» Records for this exercise
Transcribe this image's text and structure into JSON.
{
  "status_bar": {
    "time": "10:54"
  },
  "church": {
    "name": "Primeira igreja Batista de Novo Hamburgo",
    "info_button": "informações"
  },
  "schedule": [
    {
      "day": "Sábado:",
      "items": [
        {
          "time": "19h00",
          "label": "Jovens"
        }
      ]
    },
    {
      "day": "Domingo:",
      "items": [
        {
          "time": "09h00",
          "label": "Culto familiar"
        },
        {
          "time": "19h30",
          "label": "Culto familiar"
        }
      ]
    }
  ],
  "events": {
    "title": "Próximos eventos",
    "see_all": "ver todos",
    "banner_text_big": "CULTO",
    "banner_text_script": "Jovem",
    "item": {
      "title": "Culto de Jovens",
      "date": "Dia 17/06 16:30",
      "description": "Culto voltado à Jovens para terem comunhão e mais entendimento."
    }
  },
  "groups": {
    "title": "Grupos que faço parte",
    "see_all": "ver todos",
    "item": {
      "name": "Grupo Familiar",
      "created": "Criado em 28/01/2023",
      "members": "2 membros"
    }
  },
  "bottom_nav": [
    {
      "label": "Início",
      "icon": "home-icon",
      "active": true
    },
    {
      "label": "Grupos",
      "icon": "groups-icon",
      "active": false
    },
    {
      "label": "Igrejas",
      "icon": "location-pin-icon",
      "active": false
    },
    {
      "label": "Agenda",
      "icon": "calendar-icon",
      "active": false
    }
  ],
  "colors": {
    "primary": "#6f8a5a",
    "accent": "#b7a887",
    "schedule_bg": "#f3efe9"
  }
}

» Task prompt
Isolate the lines that hold the word "label" and copy all of them.

» Problem solution
          "label": "Jovens"
          "label": "Culto familiar"
          "label": "Culto familiar"
      "label": "Início",
      "label": "Grupos",
      "label": "Igrejas",
      "label": "Agenda",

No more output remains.